=== RECORD LIST ===
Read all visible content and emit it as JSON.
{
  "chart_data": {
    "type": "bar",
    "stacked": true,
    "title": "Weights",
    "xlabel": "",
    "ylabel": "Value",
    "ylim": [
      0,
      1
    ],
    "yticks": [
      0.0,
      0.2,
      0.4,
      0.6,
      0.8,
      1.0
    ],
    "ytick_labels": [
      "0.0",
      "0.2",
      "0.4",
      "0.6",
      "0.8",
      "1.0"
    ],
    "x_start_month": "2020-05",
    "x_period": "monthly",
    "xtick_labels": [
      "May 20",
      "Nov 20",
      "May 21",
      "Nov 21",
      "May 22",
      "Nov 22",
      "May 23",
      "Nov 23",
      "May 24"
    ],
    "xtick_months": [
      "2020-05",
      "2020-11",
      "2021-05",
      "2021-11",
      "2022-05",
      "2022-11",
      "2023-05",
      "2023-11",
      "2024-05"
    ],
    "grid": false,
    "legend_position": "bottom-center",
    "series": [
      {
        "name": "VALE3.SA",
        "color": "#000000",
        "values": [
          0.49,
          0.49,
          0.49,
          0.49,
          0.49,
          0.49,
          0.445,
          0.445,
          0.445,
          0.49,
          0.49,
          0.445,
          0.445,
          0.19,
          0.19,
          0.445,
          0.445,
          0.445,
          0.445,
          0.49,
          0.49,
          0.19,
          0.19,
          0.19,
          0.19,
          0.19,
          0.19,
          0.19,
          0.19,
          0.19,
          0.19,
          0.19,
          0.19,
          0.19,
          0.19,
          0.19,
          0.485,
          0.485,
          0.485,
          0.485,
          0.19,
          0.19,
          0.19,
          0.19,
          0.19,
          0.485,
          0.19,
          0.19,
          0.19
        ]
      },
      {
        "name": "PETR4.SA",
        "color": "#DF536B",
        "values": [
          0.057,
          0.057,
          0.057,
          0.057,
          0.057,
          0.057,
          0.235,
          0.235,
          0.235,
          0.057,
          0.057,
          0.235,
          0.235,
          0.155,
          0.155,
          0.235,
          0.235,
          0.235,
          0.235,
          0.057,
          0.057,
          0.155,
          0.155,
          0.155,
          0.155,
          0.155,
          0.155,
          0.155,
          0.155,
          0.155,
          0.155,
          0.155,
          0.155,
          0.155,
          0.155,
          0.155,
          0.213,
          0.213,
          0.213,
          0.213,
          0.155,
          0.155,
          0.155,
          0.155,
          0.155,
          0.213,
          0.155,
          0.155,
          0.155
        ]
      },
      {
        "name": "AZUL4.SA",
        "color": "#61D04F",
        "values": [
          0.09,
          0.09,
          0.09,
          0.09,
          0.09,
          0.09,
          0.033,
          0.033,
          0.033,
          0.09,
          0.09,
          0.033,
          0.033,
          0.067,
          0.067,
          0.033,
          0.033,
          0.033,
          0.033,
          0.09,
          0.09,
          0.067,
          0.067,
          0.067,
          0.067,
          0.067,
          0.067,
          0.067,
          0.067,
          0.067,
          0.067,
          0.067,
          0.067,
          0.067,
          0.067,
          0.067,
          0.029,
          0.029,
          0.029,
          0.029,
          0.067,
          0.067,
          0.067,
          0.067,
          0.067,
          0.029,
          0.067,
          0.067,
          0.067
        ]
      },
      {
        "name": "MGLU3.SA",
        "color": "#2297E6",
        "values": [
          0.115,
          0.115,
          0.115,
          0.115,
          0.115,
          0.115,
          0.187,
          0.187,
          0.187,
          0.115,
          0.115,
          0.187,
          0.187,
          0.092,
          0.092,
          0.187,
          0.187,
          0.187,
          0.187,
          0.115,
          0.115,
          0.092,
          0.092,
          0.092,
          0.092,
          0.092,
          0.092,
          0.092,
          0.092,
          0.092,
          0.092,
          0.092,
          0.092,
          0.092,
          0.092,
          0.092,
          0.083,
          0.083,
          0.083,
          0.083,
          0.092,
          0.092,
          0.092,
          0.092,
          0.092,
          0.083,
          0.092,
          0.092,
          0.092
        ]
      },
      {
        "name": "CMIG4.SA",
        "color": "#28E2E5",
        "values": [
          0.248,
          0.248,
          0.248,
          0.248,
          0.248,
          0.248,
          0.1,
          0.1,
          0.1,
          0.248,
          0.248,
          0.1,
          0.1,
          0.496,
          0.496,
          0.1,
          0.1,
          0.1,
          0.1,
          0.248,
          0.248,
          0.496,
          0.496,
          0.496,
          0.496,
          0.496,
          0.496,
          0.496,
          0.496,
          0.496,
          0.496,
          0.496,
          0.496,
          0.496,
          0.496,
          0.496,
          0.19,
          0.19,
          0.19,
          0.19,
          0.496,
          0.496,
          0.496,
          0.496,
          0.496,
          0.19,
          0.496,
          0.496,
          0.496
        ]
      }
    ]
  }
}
===
◆ EXERCISE DESCRIPTION: Copy out each record, keeping every word as it is.

◆ WORKED SOLUTION:
Read all visible content and emit it as JSON.
{
  "chart_data": {
    "type": "bar",
    "stacked": true,
    "title": "Weights",
    "xlabel": "",
    "ylabel": "Value",
    "ylim": [
      0,
      1
    ],
    "yticks": [
      0.0,
      0.2,
      0.4,
      0.6,
      0.8,
      1.0
    ],
    "ytick_labels": [
      "0.0",
      "0.2",
      "0.4",
      "0.6",
      "0.8",
      "1.0"
    ],
    "x_start_month": "2020-05",
    "x_period": "monthly",
    "xtick_labels": [
      "May 20",
      "Nov 20",
      "May 21",
      "Nov 21",
      "May 22",
      "Nov 22",
      "May 23",
      "Nov 23",
      "May 24"
    ],
    "xtick_months": [
      "2020-05",
      "2020-11",
      "2021-05",
      "2021-11",
      "2022-05",
      "2022-11",
      "2023-05",
      "2023-11",
      "2024-05"
    ],
    "grid": false,
    "legend_position": "bottom-center",
    "series": [
      {
        "name": "VALE3.SA",
        "color": "#000000",
        "values": [
          0.49,
          0.49,
          0.49,
          0.49,
          0.49,
          0.49,
          0.445,
          0.445,
          0.445,
          0.49,
          0.49,
          0.445,
          0.445,
          0.19,
          0.19,
          0.445,
          0.445,
          0.445,
          0.445,
          0.49,
          0.49,
          0.19,
          0.19,
          0.19,
          0.19,
          0.19,
          0.19,
          0.19,
          0.19,
          0.19,
          0.19,
          0.19,
          0.19,
          0.19,
          0.19,
          0.19,
          0.485,
          0.485,
          0.485,
          0.485,
          0.19,
          0.19,
          0.19,
          0.19,
          0.19,
          0.485,
          0.19,
          0.19,
          0.19
        ]
      },
      {
        "name": "PETR4.SA",
        "color": "#DF536B",
        "values": [
          0.057,
          0.057,
          0.057,
          0.057,
          0.057,
          0.057,
          0.235,
          0.235,
          0.235,
          0.057,
          0.057,
          0.235,
          0.235,
          0.155,
          0.155,
          0.235,
          0.235,
          0.235,
          0.235,
          0.057,
          0.057,
          0.155,
          0.155,
          0.155,
          0.155,
          0.155,
          0.155,
          0.155,
          0.155,
          0.155,
          0.155,
          0.155,
          0.155,
          0.155,
          0.155,
          0.155,
          0.213,
          0.213,
          0.213,
          0.213,
          0.155,
          0.155,
          0.155,
          0.155,
          0.155,
          0.213,
          0.155,
          0.155,
          0.155
        ]
      },
      {
        "name": "AZUL4.SA",
        "color": "#61D04F",
        "values": [
          0.09,
          0.09,
          0.09,
          0.09,
          0.09,
          0.09,
          0.033,
          0.033,
          0.033,
          0.09,
          0.09,
          0.033,
          0.033,
          0.067,
          0.067,
          0.033,
          0.033,
          0.033,
          0.033,
          0.09,
          0.09,
          0.067,
          0.067,
          0.067,
          0.067,
          0.067,
          0.067,
          0.067,
          0.067,
          0.067,
          0.067,
          0.067,
          0.067,
          0.067,
          0.067,
          0.067,
          0.029,
          0.029,
          0.029,
          0.029,
          0.067,
          0.067,
          0.067,
          0.067,
          0.067,
          0.029,
          0.067,
          0.067,
          0.067
        ]
      },
      {
        "name": "MGLU3.SA",
        "color": "#2297E6",
        "values": [
          0.115,
          0.115,
          0.115,
          0.115,
          0.115,
          0.115,
          0.187,
          0.187,
          0.187,
          0.115,
          0.115,
          0.187,
          0.187,
          0.092,
          0.092,
          0.187,
          0.187,
          0.187,
          0.187,
          0.115,
          0.115,
          0.092,
          0.092,
          0.092,
          0.092,
          0.092,
          0.092,
          0.092,
          0.092,
          0.092,
          0.092,
          0.092,
          0.092,
          0.092,
          0.092,
          0.092,
          0.083,
          0.083,
          0.083,
          0.083,
          0.092,
          0.092,
          0.092,
          0.092,
          0.092,
          0.083,
          0.092,
          0.092,
          0.092
        ]
      },
      {
        "name": "CMIG4.SA",
        "color": "#28E2E5",
        "values": [
          0.248,
          0.248,
          0.248,
          0.248,
          0.248,
          0.248,
          0.1,
          0.1,
          0.1,
          0.248,
          0.248,
          0.1,
          0.1,
          0.496,
          0.496,
          0.1,
          0.1,
          0.1,
          0.1,
          0.248,
          0.248,
          0.496,
          0.496,
          0.496,
          0.496,
          0.496,
          0.496,
          0.496,
          0.496,
          0.496,
          0.496,
          0.496,
          0.496,
          0.496,
          0.496,
          0.496,
          0.19,
          0.19,
          0.19,
          0.19,
          0.496,
          0.496,
          0.496,
          0.496,
          0.496,
          0.19,
          0.496,
          0.496,
          0.496
        ]
      }
    ]
  }
}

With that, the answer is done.